Using the data below, gather each line that includes the word "this".
<<<<
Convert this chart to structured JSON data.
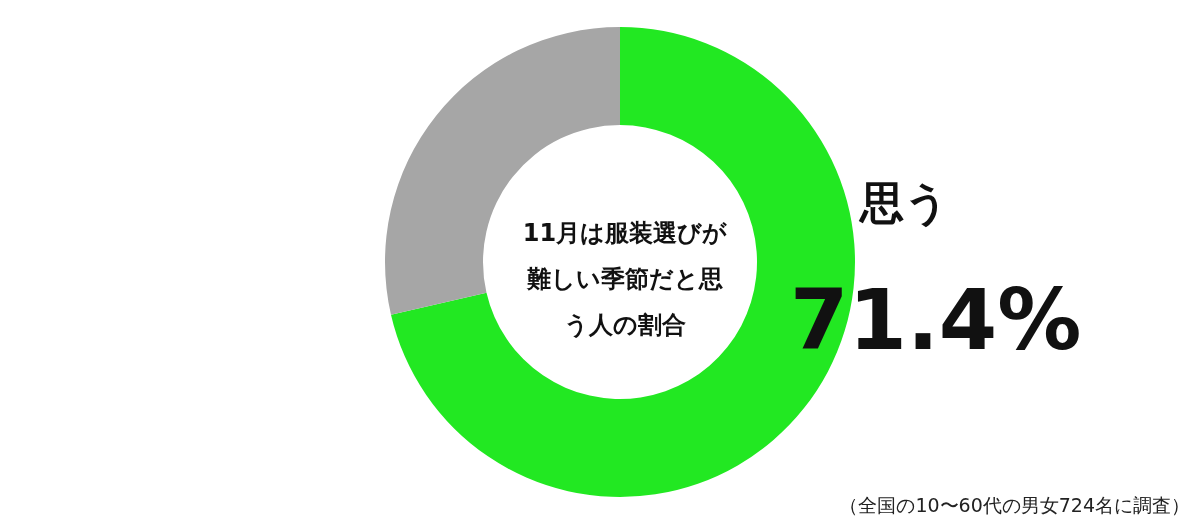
{
  "chart_data": {
    "type": "donut",
    "title": "11月は服装選びが難しい季節だと思う人の割合",
    "categories": [
      "思う",
      null
    ],
    "values": [
      71.4,
      28.6
    ],
    "colors": [
      "#22e822",
      "#a6a6a6"
    ],
    "value_labels": [
      "71.4%",
      null
    ],
    "legend": false,
    "annotations": [
      "（全国の10〜60代の男女724名に調査）"
    ]
  }
}
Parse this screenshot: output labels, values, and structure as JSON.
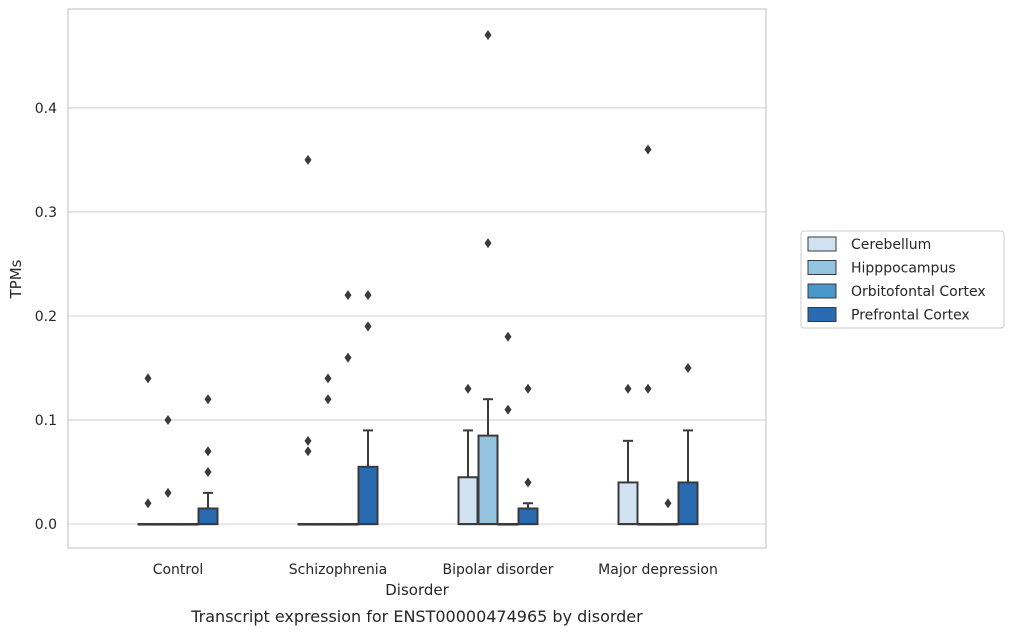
{
  "chart_data": {
    "type": "box",
    "caption": "Transcript expression for ENST00000474965 by disorder",
    "xlabel": "Disorder",
    "ylabel": "TPMs",
    "ylim": [
      -0.023,
      0.495
    ],
    "yticks": [
      0.0,
      0.1,
      0.2,
      0.3,
      0.4
    ],
    "ytick_labels": [
      "0.0",
      "0.1",
      "0.2",
      "0.3",
      "0.4"
    ],
    "grid": "horizontal",
    "legend_position": "right",
    "categories": [
      "Control",
      "Schizophrenia",
      "Bipolar disorder",
      "Major depression"
    ],
    "series": [
      {
        "name": "Cerebellum",
        "color": "#d0e1f2",
        "boxes": [
          {
            "q1": 0,
            "median": 0,
            "q3": 0,
            "whisker_low": 0,
            "whisker_high": 0,
            "outliers": [
              0.14,
              0.02
            ]
          },
          {
            "q1": 0,
            "median": 0,
            "q3": 0,
            "whisker_low": 0,
            "whisker_high": 0,
            "outliers": [
              0.35,
              0.08,
              0.07
            ]
          },
          {
            "q1": 0,
            "median": 0,
            "q3": 0.045,
            "whisker_low": 0,
            "whisker_high": 0.09,
            "outliers": [
              0.13
            ]
          },
          {
            "q1": 0,
            "median": 0,
            "q3": 0.04,
            "whisker_low": 0,
            "whisker_high": 0.08,
            "outliers": [
              0.13
            ]
          }
        ]
      },
      {
        "name": "Hipppocampus",
        "color": "#94c4df",
        "boxes": [
          {
            "q1": 0,
            "median": 0,
            "q3": 0,
            "whisker_low": 0,
            "whisker_high": 0,
            "outliers": [
              0.1,
              0.03
            ]
          },
          {
            "q1": 0,
            "median": 0,
            "q3": 0,
            "whisker_low": 0,
            "whisker_high": 0,
            "outliers": [
              0.14,
              0.12
            ]
          },
          {
            "q1": 0,
            "median": 0,
            "q3": 0.085,
            "whisker_low": 0,
            "whisker_high": 0.12,
            "outliers": [
              0.47,
              0.27
            ]
          },
          {
            "q1": 0,
            "median": 0,
            "q3": 0,
            "whisker_low": 0,
            "whisker_high": 0,
            "outliers": [
              0.36,
              0.13
            ]
          }
        ]
      },
      {
        "name": "Orbitofontal Cortex",
        "color": "#4a98c9",
        "boxes": [
          {
            "q1": 0,
            "median": 0,
            "q3": 0,
            "whisker_low": 0,
            "whisker_high": 0,
            "outliers": []
          },
          {
            "q1": 0,
            "median": 0,
            "q3": 0,
            "whisker_low": 0,
            "whisker_high": 0,
            "outliers": [
              0.22,
              0.16
            ]
          },
          {
            "q1": 0,
            "median": 0,
            "q3": 0,
            "whisker_low": 0,
            "whisker_high": 0,
            "outliers": [
              0.18,
              0.11
            ]
          },
          {
            "q1": 0,
            "median": 0,
            "q3": 0,
            "whisker_low": 0,
            "whisker_high": 0,
            "outliers": [
              0.02
            ]
          }
        ]
      },
      {
        "name": "Prefrontal Cortex",
        "color": "#2a6ab0",
        "boxes": [
          {
            "q1": 0,
            "median": 0,
            "q3": 0.015,
            "whisker_low": 0,
            "whisker_high": 0.03,
            "outliers": [
              0.12,
              0.07,
              0.05
            ]
          },
          {
            "q1": 0,
            "median": 0,
            "q3": 0.055,
            "whisker_low": 0,
            "whisker_high": 0.09,
            "outliers": [
              0.22,
              0.19
            ]
          },
          {
            "q1": 0,
            "median": 0,
            "q3": 0.015,
            "whisker_low": 0,
            "whisker_high": 0.02,
            "outliers": [
              0.13,
              0.04
            ]
          },
          {
            "q1": 0,
            "median": 0,
            "q3": 0.04,
            "whisker_low": 0,
            "whisker_high": 0.09,
            "outliers": [
              0.15
            ]
          }
        ]
      }
    ]
  }
}
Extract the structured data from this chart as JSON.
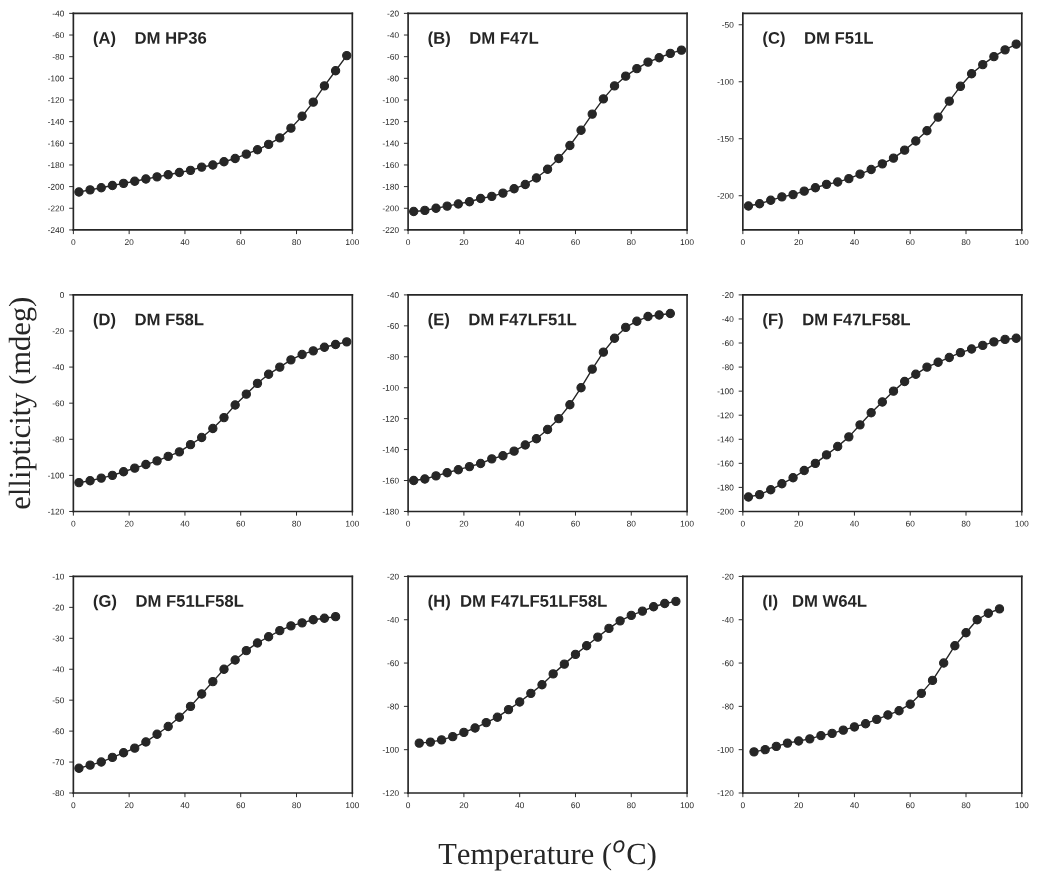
>>>>
ANSWER FOR THE TASK —
Convert this chart to structured JSON data.
Parse this screenshot: output labels, values, and structure as JSON.
Extract the structured data from this chart as JSON.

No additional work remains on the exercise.